Transcribe only the stretch of lines that opens with the line containing "Convert this screenshot" and closes with the last line of the listing, skipping pictures.

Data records

** BEGIN **

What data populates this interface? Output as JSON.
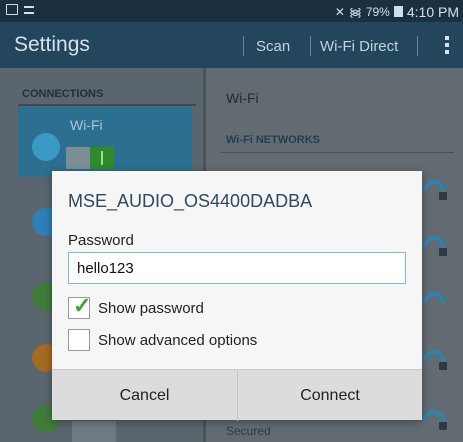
{
  "status_bar": {
    "battery": "79%",
    "time": "4:10 PM"
  },
  "action_bar": {
    "title": "Settings",
    "scan": "Scan",
    "wifi_direct": "Wi-Fi Direct",
    "more_icon": "overflow-menu-icon"
  },
  "left_pane": {
    "section": "CONNECTIONS",
    "wifi_label": "Wi-Fi",
    "wifi_toggle": "on"
  },
  "right_pane": {
    "title": "Wi-Fi",
    "section": "Wi-Fi NETWORKS",
    "bottom_label": "Secured"
  },
  "dialog": {
    "title": "MSE_AUDIO_OS4400DADBA",
    "password_label": "Password",
    "password_value": "hello123",
    "show_password_label": "Show password",
    "show_password_checked": true,
    "show_advanced_label": "Show advanced options",
    "show_advanced_checked": false,
    "cancel_label": "Cancel",
    "connect_label": "Connect"
  },
  "colors": {
    "action_bar": "#23465d",
    "accent": "#2e84b0",
    "check": "#39a832"
  }
}
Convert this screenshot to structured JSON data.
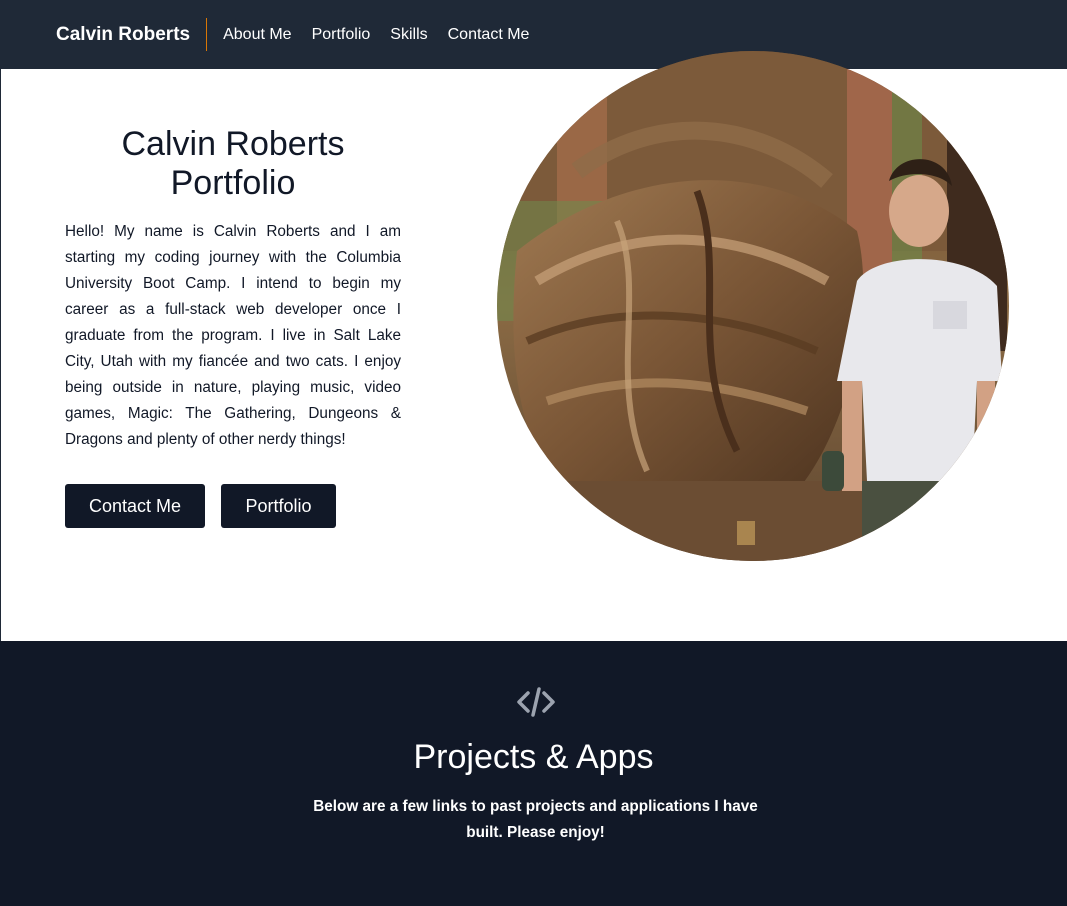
{
  "nav": {
    "brand": "Calvin Roberts",
    "links": [
      "About Me",
      "Portfolio",
      "Skills",
      "Contact Me"
    ]
  },
  "hero": {
    "title_line1": "Calvin Roberts",
    "title_line2": "Portfolio",
    "paragraph": "Hello! My name is Calvin Roberts and I am starting my coding journey with the Columbia University Boot Camp. I intend to begin my career as a full-stack web developer once I graduate from the program. I live in Salt Lake City, Utah with my fiancée and two cats. I enjoy being outside in nature, playing music, video games, Magic: The Gathering, Dungeons & Dragons and plenty of other nerdy things!",
    "contact_button": "Contact Me",
    "portfolio_button": "Portfolio",
    "photo_icon": "profile-photo"
  },
  "projects": {
    "icon": "code-icon",
    "title": "Projects & Apps",
    "description": "Below are a few links to past projects and applications I have built. Please enjoy!"
  },
  "colors": {
    "navbar_bg": "#1f2937",
    "dark_section_bg": "#111827",
    "accent": "#d97706",
    "button_bg": "#111827"
  }
}
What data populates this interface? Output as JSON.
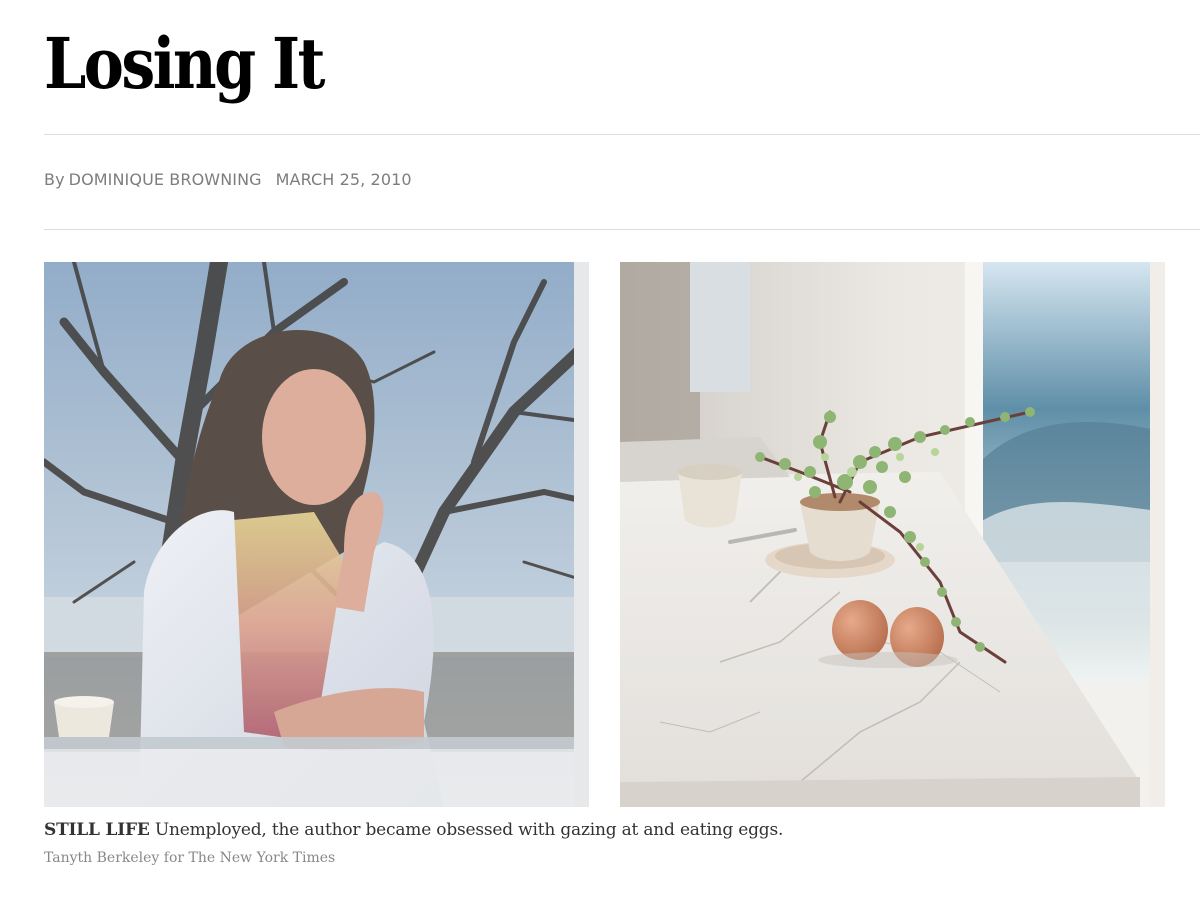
{
  "article": {
    "headline": "Losing It",
    "byline_prefix": "By",
    "author": "DOMINIQUE BROWNING",
    "date": "MARCH 25, 2010"
  },
  "figure": {
    "caption_kicker": "STILL LIFE",
    "caption_text": "Unemployed, the author became obsessed with gazing at and eating eggs.",
    "credit": "Tanyth Berkeley for The New York Times"
  },
  "colors": {
    "byline": "#7d7d7d",
    "rule": "#dcdcdc",
    "caption": "#333333",
    "credit": "#888888"
  }
}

** END **

■ FINAL RESULT
Convert this screenshot to structured JSON data.
{
  "nav": {
    "brand": "Calvin Roberts",
    "links": [
      "About Me",
      "Portfolio",
      "Skills",
      "Contact Me"
    ]
  },
  "hero": {
    "title_line1": "Calvin Roberts",
    "title_line2": "Portfolio",
    "paragraph": "Hello! My name is Calvin Roberts and I am starting my coding journey with the Columbia University Boot Camp. I intend to begin my career as a full-stack web developer once I graduate from the program. I live in Salt Lake City, Utah with my fiancée and two cats. I enjoy being outside in nature, playing music, video games, Magic: The Gathering, Dungeons & Dragons and plenty of other nerdy things!",
    "contact_button": "Contact Me",
    "portfolio_button": "Portfolio",
    "photo_icon": "profile-photo"
  },
  "projects": {
    "icon": "code-icon",
    "title": "Projects & Apps",
    "description": "Below are a few links to past projects and applications I have built. Please enjoy!"
  },
  "colors": {
    "navbar_bg": "#1f2937",
    "dark_section_bg": "#111827",
    "accent": "#d97706",
    "button_bg": "#111827"
  }
}
What data populates this interface? Output as JSON.
{
  "article": {
    "headline": "Losing It",
    "byline_prefix": "By",
    "author": "DOMINIQUE BROWNING",
    "date": "MARCH 25, 2010"
  },
  "figure": {
    "caption_kicker": "STILL LIFE",
    "caption_text": "Unemployed, the author became obsessed with gazing at and eating eggs.",
    "credit": "Tanyth Berkeley for The New York Times"
  },
  "colors": {
    "byline": "#7d7d7d",
    "rule": "#dcdcdc",
    "caption": "#333333",
    "credit": "#888888"
  }
}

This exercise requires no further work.